◆ JOBS:
**a)** Answer these questions about the forum thread on SQL query speed, one answer per line:
(i) What kind of loop does the stored procedure run the slow queries in?
(ii) When are the extra variables in the final version set?
(iii) What did the writer remove from the relevant statements to speed things up?
**b)** Copy word for word the stretch of the forum thread on SQL query speed from "I've read in" through "are greatly appreciated.".

◆ TEXT SECTION:
[START]
Reputation: 8054
I've got a stored procedure that runs a couple queries in a WHILE
loop, and these queries in particular take exponentially longer than the rest of the SP, greatly bogging down my performance.
I've read in a few places that using an IN
vs. an INNER JOIN
can improve performance if you're only pulling columns from the first table, which is exactly what I'm doing.
The problem, however, is that I haven't the first clue on how I can replace my INNER JOIN
with an IN
clause. I'm getting the notion that the syntax for an IN
is very different from an INNER JOIN
, but I don't know where to start.
As a footnote, SQL is not my strong suit. All suggestions are greatly appreciated.
Here's one of the queries. They're both pretty much identical in terms of logic.
SELECT @CurrentKey = riv.Key
FROM ResourceInfo_VW riv
INNER JOIN (SELECT Track,
Code,
[Language]
FROM ResourceInfo_VW
WHERE Key = @CurrentKey) AS riv2
ON riv.Track = riv2.Track
AND riv.Code = riv2.Code
AND riv.[Language] = riv2.[Language]
INNER JOIN UserGroupCourseCatalog_VW ugcc
ON riv.Key = ugcc.Key
WHERE riv.[Type] = 'a'
AND ugcc.UserGroupKey = @UserGroupKey
Upvotes: 1
Views: 6425
Reputation: 8054
It took a bit of thinking, but I optimized this performance greatly by removing all of the INNER JOIN
s from the relevant statements.
Relative to the time it takes to run, this query gets faster and faster based on the number of records being processed.
Here's what I ended up with. You'll notice a few extra variables. These are set at the start of every WHILE
iteration.
[END]
◆ RECORD SET:
[START]
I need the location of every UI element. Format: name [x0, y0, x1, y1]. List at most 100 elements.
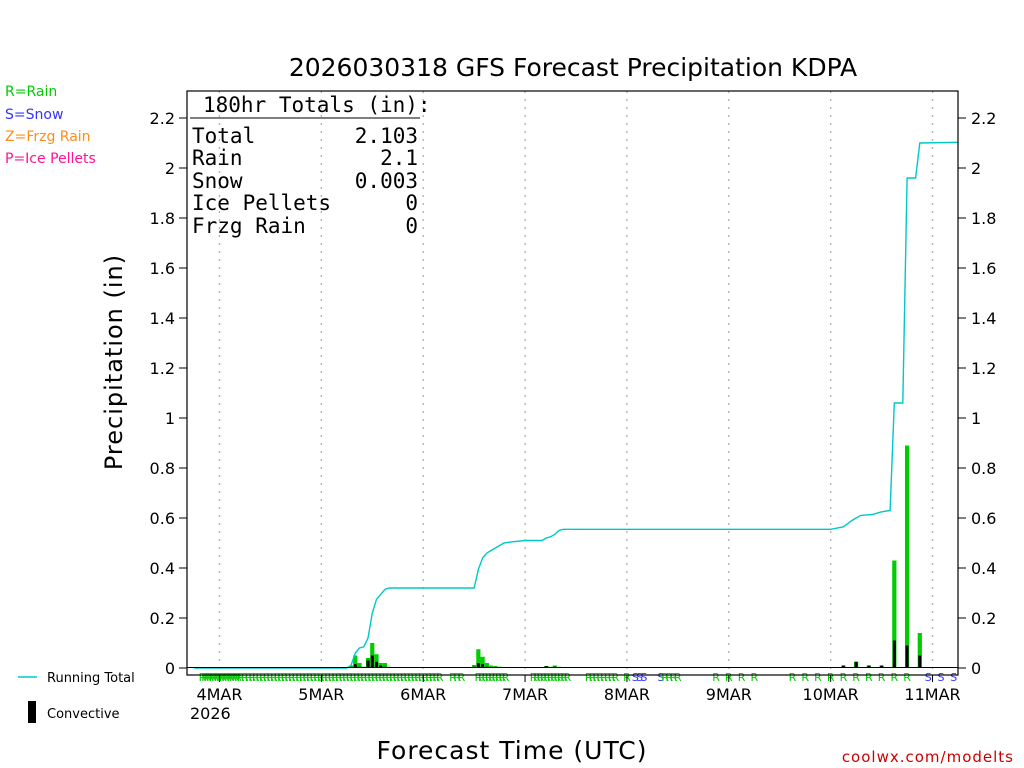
y-tick-label-left-8: 1.6: [150, 259, 175, 278]
ptype-mark-91: R: [557, 671, 565, 684]
ptype-mark-14: R: [234, 671, 242, 684]
convective-bar-26: [905, 645, 909, 668]
totals-label-ice-pellets: Ice Pellets: [192, 191, 331, 215]
ptype-mark-115: R: [789, 671, 797, 684]
ptype-mark-9: R: [222, 671, 230, 684]
ptype-mark-113: R: [738, 671, 746, 684]
legend-frzg-rain: Z=Frzg Rain: [5, 129, 91, 145]
ptype-mark-87: R: [543, 671, 551, 684]
ptype-mark-77: R: [485, 671, 493, 684]
precip-bar-1: [353, 655, 358, 668]
convective-bar-6: [375, 661, 379, 668]
ptype-mark-111: R: [712, 671, 720, 684]
y-tick-label-right-3: 0.6: [971, 509, 996, 528]
ptype-mark-0: R: [199, 671, 207, 684]
y-tick-label-right-1: 0.2: [971, 609, 996, 628]
convective-bar-24: [880, 665, 884, 668]
ptype-mark-35: R: [310, 671, 318, 684]
ptype-mark-15: R: [237, 671, 245, 684]
totals-value-rain: 2.1: [380, 146, 418, 170]
ptype-mark-43: R: [339, 671, 347, 684]
ptype-mark-57: R: [389, 671, 397, 684]
precip-bar-11: [476, 649, 481, 668]
ptype-mark-85: R: [537, 671, 545, 684]
ptype-mark-62: R: [407, 671, 415, 684]
y-tick-label-left-5: 1: [165, 409, 175, 428]
y-tick-label-left-10: 2: [165, 159, 175, 178]
ptype-mark-47: R: [353, 671, 361, 684]
precip-bar-2: [357, 663, 362, 668]
ptype-mark-90: R: [553, 671, 561, 684]
ptype-mark-124: R: [903, 671, 911, 684]
ptype-mark-49: R: [360, 671, 368, 684]
ptype-mark-42: R: [335, 671, 343, 684]
precip-type-strip: RRRRRRRRRRRRRRRRRRRRRRRRRRRRRRRRRRRRRRRR…: [199, 671, 958, 684]
ptype-mark-79: R: [492, 671, 500, 684]
ptype-mark-121: R: [865, 671, 873, 684]
vertical-gridlines: [218, 91, 934, 675]
totals-label-frzg-rain: Frzg Rain: [192, 214, 306, 238]
ptype-mark-56: R: [385, 671, 393, 684]
ptype-mark-64: R: [414, 671, 422, 684]
ptype-mark-32: R: [299, 671, 307, 684]
ptype-mark-40: R: [328, 671, 336, 684]
ptype-mark-23: R: [266, 671, 274, 684]
ptype-mark-2: R: [204, 671, 212, 684]
ptype-mark-74: R: [475, 671, 483, 684]
ptype-mark-25: R: [274, 671, 282, 684]
ptype-mark-38: R: [320, 671, 328, 684]
convective-bar-25: [892, 640, 896, 668]
ptype-mark-36: R: [313, 671, 321, 684]
totals-value-total: 2.103: [355, 124, 418, 148]
ptype-mark-93: R: [564, 671, 572, 684]
x-tick-label-5: 9MAR: [706, 685, 752, 704]
convective-bar-1: [353, 664, 357, 668]
convective-bar-21: [841, 665, 845, 668]
ptype-mark-19: R: [252, 671, 260, 684]
precip-bar-25: [892, 560, 897, 668]
ptype-mark-63: R: [411, 671, 419, 684]
y-tick-label-left-1: 0.2: [150, 609, 175, 628]
ptype-mark-97: R: [596, 671, 604, 684]
ptype-mark-3: R: [206, 671, 214, 684]
y-tick-label-right-6: 1.2: [971, 359, 996, 378]
y-axis-title: Precipitation (in): [100, 254, 128, 470]
ptype-mark-66: R: [421, 671, 429, 684]
ptype-mark-123: R: [891, 671, 899, 684]
ptype-mark-89: R: [550, 671, 558, 684]
y-tick-label-right-9: 1.8: [971, 209, 996, 228]
ptype-mark-50: R: [364, 671, 372, 684]
ptype-mark-48: R: [357, 671, 365, 684]
ptype-mark-103: S: [632, 671, 639, 684]
convective-swatch: [28, 701, 36, 723]
ptype-mark-80: R: [495, 671, 503, 684]
precip-bars: [348, 445, 922, 668]
y-tick-label-right-2: 0.4: [971, 559, 996, 578]
ptype-mark-92: R: [560, 671, 568, 684]
convective-bar-5: [370, 655, 374, 668]
ptype-mark-84: R: [533, 671, 541, 684]
x-axis: 4MAR 5MAR 6MAR 7MAR 8MAR 9MAR 10MAR 11MAR: [196, 675, 961, 704]
x-tick-label-3: 7MAR: [502, 685, 548, 704]
ptype-mark-72: R: [453, 671, 461, 684]
ptype-mark-122: R: [878, 671, 886, 684]
ptype-mark-82: R: [502, 671, 510, 684]
ptype-mark-94: R: [585, 671, 593, 684]
x-tick-label-4: 8MAR: [604, 685, 650, 704]
totals-label-rain: Rain: [192, 146, 243, 170]
ptype-mark-126: S: [938, 671, 945, 684]
bottom-legend: Running Total Convective: [18, 671, 135, 723]
ptype-mark-99: R: [604, 671, 612, 684]
ptype-mark-17: R: [245, 671, 253, 684]
precip-bar-14: [489, 665, 494, 668]
ptype-mark-52: R: [371, 671, 379, 684]
y-tick-label-right-5: 1: [971, 409, 981, 428]
precip-bar-13: [484, 663, 489, 668]
ptype-mark-33: R: [302, 671, 310, 684]
ptype-mark-106: S: [657, 671, 664, 684]
ptype-mark-116: R: [801, 671, 809, 684]
totals-box: 180hr Totals (in): Total 2.103 Rain 2.1 …: [190, 93, 431, 238]
ptype-mark-54: R: [378, 671, 386, 684]
totals-label-snow: Snow: [192, 169, 243, 193]
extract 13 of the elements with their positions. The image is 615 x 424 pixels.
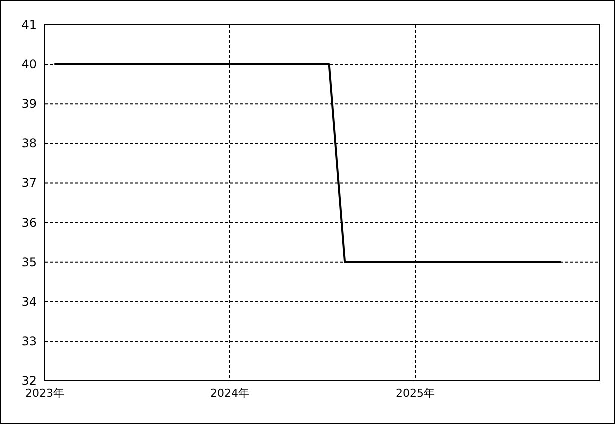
y-tick-label: 40 — [22, 58, 37, 72]
y-tick-label: 37 — [22, 176, 37, 190]
x-tick-label: 2025年 — [396, 387, 436, 400]
y-tick-label: 36 — [22, 216, 37, 230]
y-tick-label: 32 — [22, 374, 37, 388]
y-tick-label: 34 — [22, 294, 37, 309]
y-tick-label: 38 — [22, 136, 37, 151]
x-tick-label: 2024年 — [210, 387, 250, 400]
y-tick-label: 33 — [22, 334, 37, 348]
y-tick-label: 39 — [22, 97, 37, 112]
x-tick-label: 2023年 — [26, 387, 64, 400]
y-tick-label: 35 — [22, 255, 37, 270]
y-tick-label: 41 — [22, 18, 37, 32]
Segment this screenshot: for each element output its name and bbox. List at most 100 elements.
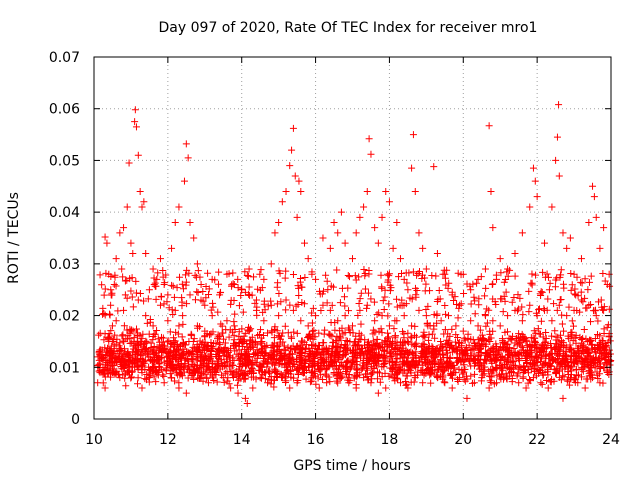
[END]
◆ FULL SOLUTIONS:
**a)**
(i) A WHILE loop.
(ii) At the start of every WHILE iteration.
(iii) All of the INNER JOINs.

**b)**
I've read in a few places that using an IN
vs. an INNER JOIN
can improve performance if you're only pulling columns from the first table, which is exactly what I'm doing.
The problem, however, is that I haven't the first clue on how I can replace my INNER JOIN
with an IN
clause. I'm getting the notion that the syntax for an IN
is very different from an INNER JOIN
, but I don't know where to start.
As a footnote, SQL is not my strong suit. All suggestions are greatly appreciated.